Gather the lines that hold the string "black".

Data shown |
-- Start --

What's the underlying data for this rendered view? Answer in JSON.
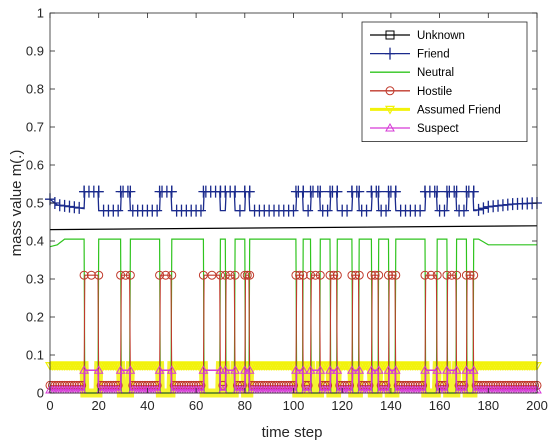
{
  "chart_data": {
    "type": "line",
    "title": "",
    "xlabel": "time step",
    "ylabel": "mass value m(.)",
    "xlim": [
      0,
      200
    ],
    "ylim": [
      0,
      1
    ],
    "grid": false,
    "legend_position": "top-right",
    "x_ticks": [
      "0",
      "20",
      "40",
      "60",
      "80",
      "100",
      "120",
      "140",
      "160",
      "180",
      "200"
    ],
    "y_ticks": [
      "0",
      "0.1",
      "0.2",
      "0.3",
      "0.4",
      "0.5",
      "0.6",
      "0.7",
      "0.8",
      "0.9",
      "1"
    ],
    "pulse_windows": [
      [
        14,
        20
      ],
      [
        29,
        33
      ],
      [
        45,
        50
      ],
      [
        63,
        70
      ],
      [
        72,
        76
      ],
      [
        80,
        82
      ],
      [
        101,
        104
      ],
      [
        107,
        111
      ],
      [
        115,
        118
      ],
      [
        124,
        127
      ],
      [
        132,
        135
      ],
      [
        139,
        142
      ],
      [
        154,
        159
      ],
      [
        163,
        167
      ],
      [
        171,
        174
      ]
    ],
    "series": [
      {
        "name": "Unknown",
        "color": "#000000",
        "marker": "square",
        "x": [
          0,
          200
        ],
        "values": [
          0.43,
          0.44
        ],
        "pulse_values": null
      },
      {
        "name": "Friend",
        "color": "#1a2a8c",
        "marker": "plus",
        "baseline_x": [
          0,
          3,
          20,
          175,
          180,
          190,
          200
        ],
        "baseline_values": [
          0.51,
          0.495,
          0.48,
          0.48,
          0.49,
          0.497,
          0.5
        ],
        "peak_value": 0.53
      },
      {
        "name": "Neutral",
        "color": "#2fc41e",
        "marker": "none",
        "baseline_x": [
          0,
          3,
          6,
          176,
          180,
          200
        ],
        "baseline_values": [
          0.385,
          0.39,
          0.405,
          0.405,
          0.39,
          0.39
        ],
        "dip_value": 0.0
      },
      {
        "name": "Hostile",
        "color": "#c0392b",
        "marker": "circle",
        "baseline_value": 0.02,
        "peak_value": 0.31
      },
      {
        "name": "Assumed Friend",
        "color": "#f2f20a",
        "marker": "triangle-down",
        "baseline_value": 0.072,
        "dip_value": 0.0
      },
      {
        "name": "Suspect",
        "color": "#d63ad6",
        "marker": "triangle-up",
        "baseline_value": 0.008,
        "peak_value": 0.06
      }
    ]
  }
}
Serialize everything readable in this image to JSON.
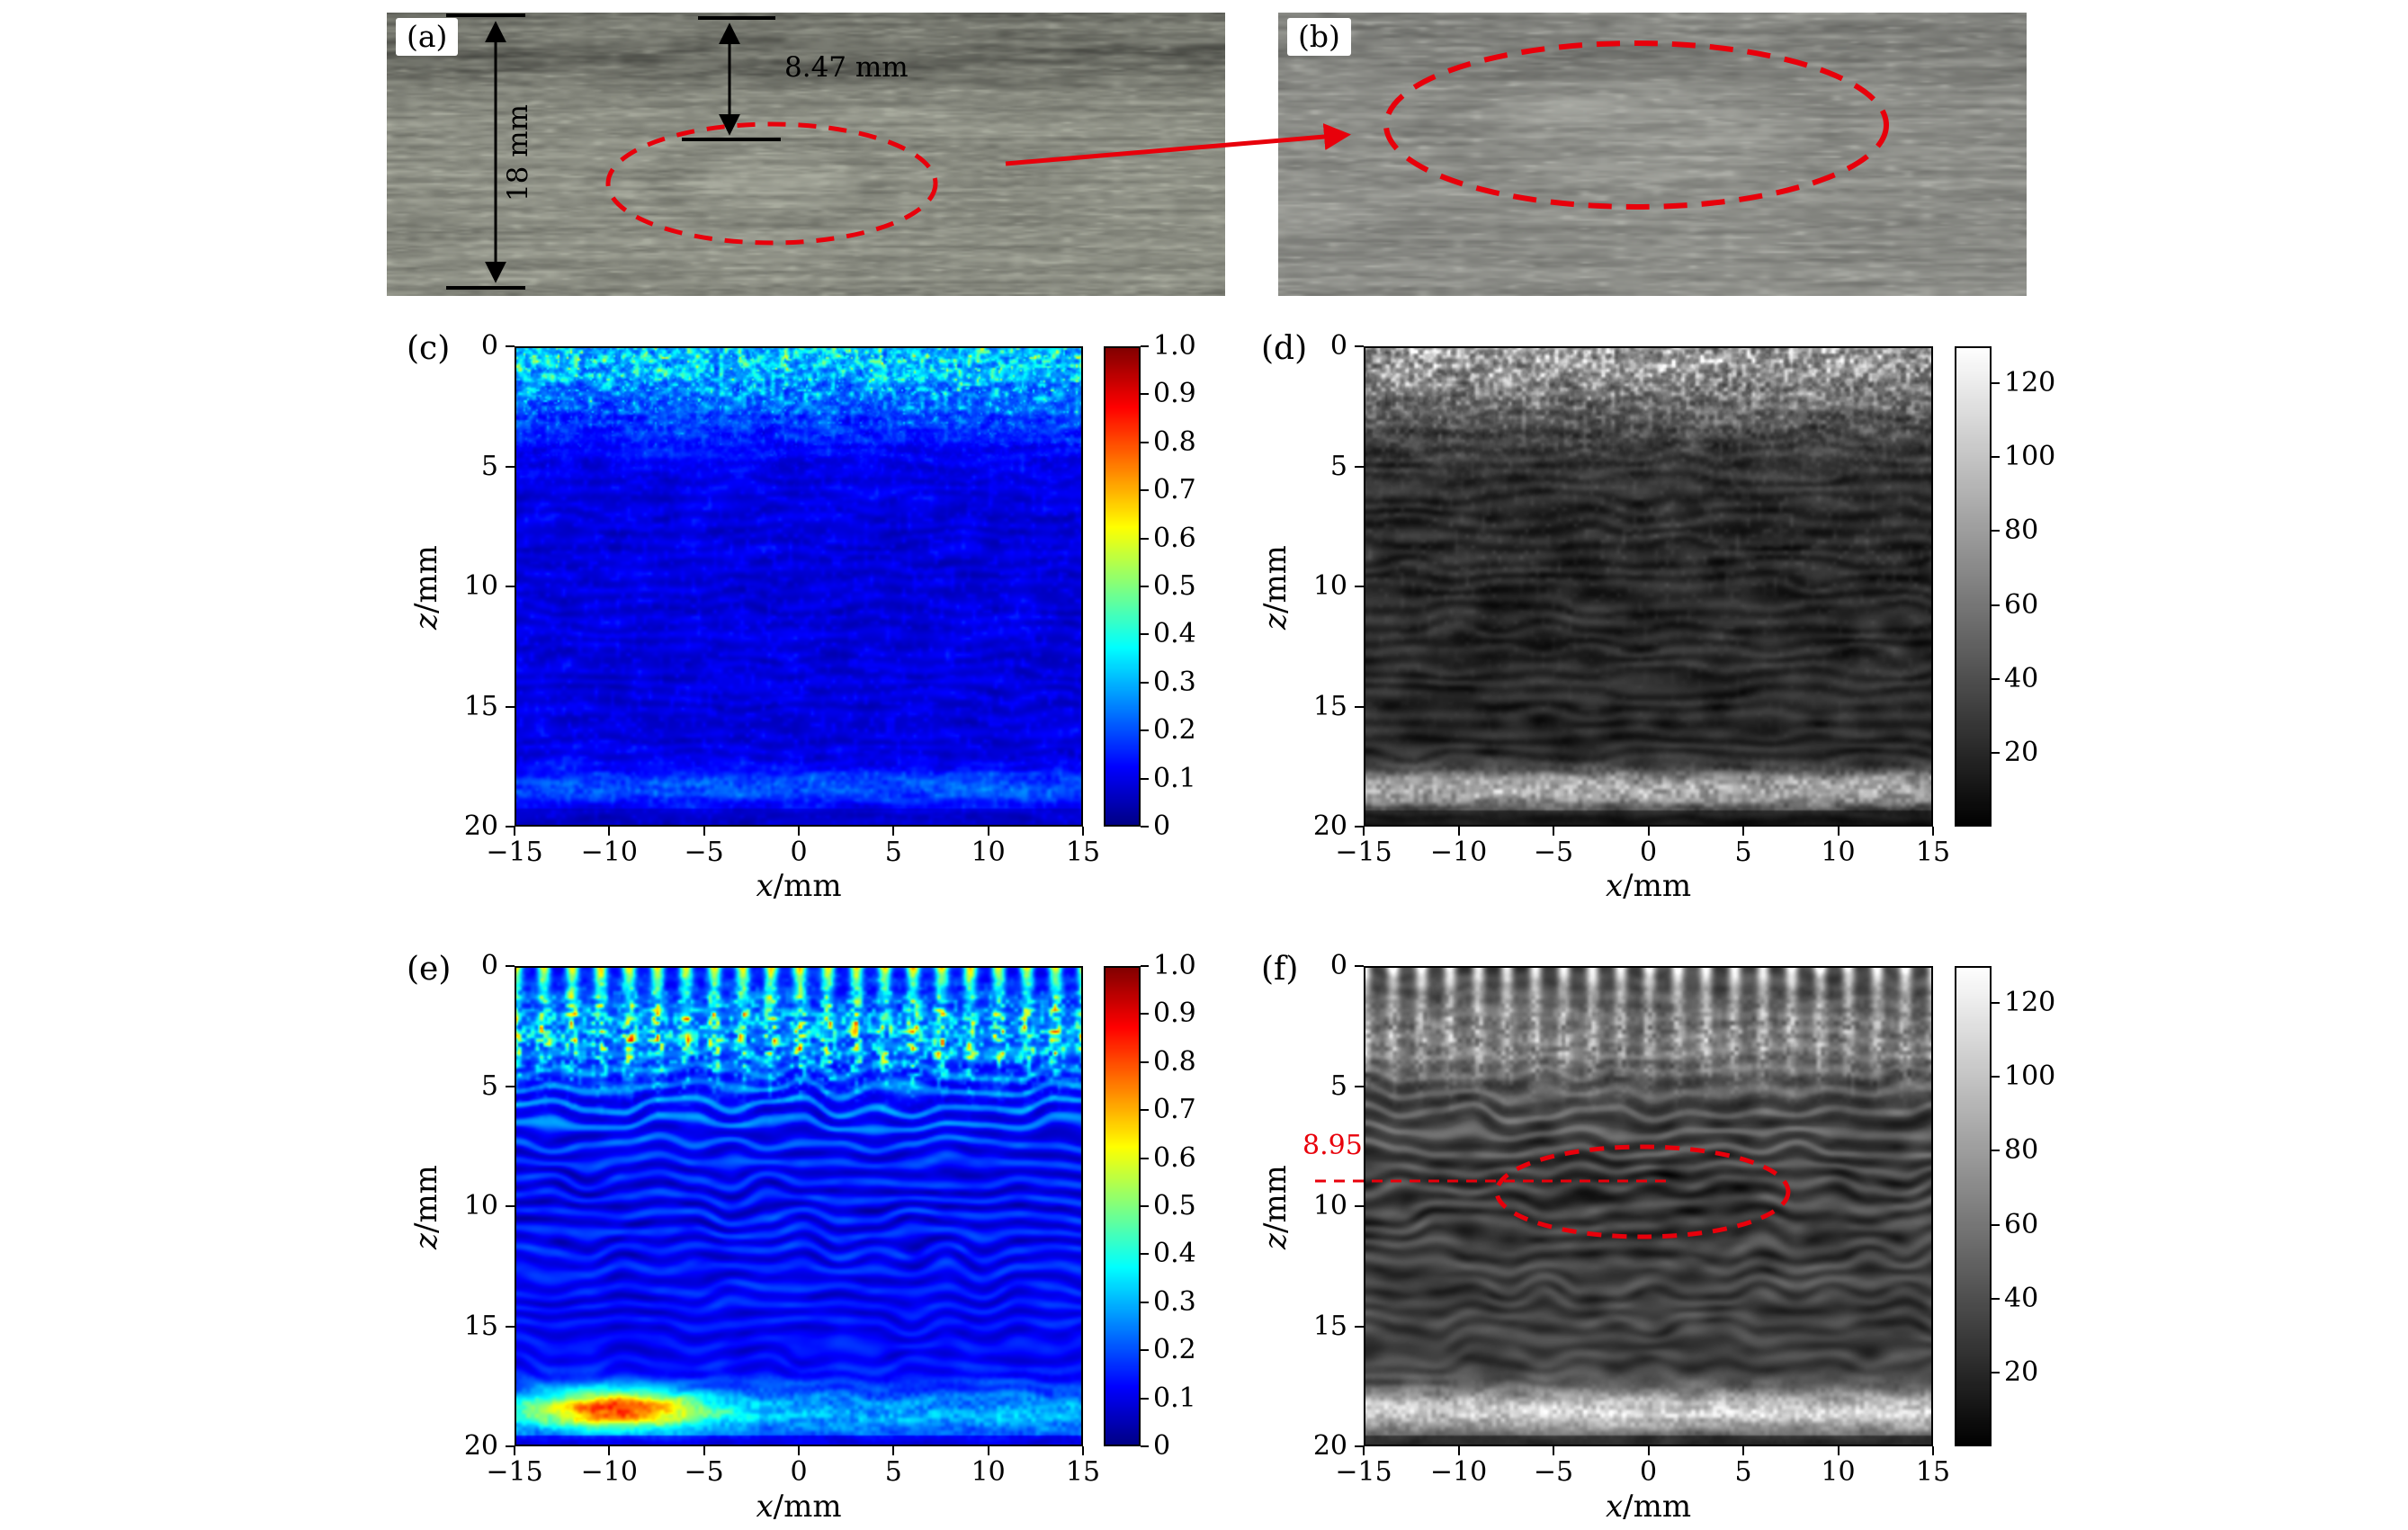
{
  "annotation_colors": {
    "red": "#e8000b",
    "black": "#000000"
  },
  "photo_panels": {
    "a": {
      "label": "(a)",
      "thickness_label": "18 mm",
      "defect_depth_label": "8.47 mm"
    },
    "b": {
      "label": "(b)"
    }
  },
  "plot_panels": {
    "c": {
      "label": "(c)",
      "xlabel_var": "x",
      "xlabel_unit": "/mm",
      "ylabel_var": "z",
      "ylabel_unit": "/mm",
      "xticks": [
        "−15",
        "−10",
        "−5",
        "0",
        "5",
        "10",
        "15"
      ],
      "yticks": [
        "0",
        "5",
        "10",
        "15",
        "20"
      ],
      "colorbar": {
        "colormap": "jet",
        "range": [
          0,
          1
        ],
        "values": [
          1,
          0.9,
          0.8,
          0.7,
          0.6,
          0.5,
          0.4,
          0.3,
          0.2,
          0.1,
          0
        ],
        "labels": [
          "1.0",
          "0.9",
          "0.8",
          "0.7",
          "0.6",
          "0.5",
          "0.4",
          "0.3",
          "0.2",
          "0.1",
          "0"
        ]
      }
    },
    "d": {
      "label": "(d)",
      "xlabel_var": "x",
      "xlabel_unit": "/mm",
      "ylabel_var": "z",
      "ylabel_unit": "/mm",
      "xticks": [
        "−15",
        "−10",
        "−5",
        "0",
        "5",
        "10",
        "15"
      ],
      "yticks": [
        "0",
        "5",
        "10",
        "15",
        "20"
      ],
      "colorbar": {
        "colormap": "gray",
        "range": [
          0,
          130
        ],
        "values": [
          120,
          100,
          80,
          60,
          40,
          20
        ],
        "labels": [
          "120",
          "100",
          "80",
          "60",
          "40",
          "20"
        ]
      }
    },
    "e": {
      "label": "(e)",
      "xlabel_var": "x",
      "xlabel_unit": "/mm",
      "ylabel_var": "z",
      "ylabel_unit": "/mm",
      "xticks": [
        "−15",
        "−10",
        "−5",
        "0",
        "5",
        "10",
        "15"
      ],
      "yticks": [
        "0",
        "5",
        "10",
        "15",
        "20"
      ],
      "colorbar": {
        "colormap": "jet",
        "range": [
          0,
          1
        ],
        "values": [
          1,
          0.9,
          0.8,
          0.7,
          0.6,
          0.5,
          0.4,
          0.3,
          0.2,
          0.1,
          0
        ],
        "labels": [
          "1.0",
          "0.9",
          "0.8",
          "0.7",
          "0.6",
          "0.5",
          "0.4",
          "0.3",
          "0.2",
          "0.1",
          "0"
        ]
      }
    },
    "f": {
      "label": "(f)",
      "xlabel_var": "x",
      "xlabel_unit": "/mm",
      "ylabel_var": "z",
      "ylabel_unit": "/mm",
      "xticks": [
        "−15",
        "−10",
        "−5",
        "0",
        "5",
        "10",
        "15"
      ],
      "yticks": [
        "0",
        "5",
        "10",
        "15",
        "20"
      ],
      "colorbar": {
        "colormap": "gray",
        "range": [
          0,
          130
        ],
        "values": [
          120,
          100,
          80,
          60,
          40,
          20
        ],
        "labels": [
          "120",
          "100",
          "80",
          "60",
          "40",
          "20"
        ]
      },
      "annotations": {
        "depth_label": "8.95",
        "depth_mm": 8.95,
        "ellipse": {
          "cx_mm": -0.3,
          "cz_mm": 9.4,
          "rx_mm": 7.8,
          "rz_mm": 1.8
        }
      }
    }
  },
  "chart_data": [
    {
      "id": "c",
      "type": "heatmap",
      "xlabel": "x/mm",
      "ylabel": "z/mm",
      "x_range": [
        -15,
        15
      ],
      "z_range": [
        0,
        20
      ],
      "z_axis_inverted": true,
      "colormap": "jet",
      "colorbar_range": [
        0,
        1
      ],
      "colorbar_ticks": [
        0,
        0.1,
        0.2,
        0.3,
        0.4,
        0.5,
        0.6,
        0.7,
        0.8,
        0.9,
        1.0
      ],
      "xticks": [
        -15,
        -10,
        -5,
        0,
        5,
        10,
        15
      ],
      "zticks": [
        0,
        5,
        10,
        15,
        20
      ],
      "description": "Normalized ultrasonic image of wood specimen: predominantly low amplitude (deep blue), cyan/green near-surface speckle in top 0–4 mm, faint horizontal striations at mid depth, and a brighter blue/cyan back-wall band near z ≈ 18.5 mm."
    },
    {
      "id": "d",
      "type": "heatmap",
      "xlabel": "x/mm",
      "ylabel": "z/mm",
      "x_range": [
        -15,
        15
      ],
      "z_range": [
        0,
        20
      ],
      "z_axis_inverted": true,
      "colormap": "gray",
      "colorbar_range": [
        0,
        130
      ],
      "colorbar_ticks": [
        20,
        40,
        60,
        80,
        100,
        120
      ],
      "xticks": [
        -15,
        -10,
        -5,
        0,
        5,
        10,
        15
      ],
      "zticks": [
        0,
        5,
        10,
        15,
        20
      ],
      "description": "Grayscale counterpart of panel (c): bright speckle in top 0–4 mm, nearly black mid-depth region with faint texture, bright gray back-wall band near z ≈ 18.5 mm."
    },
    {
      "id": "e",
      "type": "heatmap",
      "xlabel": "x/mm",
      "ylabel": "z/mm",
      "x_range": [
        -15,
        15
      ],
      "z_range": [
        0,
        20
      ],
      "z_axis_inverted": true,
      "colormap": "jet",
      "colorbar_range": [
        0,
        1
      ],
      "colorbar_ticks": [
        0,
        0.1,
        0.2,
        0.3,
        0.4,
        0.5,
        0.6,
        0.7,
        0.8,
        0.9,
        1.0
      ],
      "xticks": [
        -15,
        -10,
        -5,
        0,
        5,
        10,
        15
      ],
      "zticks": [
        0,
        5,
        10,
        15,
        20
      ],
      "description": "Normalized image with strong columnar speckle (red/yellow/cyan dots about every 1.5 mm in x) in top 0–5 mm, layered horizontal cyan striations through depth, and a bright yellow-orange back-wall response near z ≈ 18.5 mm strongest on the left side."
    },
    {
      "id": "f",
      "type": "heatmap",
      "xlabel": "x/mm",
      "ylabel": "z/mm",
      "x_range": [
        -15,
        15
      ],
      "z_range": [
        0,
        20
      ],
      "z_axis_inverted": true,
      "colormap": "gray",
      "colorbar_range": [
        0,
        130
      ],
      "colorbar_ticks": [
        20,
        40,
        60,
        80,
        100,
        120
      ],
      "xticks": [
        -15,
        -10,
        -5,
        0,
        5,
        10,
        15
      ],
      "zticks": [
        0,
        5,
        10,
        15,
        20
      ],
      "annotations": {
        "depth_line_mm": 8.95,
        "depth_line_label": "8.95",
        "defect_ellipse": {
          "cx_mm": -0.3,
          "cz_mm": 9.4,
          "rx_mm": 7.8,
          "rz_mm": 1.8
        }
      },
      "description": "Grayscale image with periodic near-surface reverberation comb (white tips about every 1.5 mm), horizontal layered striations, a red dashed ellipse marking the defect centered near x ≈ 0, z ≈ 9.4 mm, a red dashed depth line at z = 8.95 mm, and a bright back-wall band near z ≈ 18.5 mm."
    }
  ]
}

-- End --

Response to this task |
    "black": "#000000"
      "description": "Grayscale counterpart of panel (c): bright speckle in top 0–4 mm, nearly black mid-depth region with faint texture, bright gray back-wall band near z ≈ 18.5 mm."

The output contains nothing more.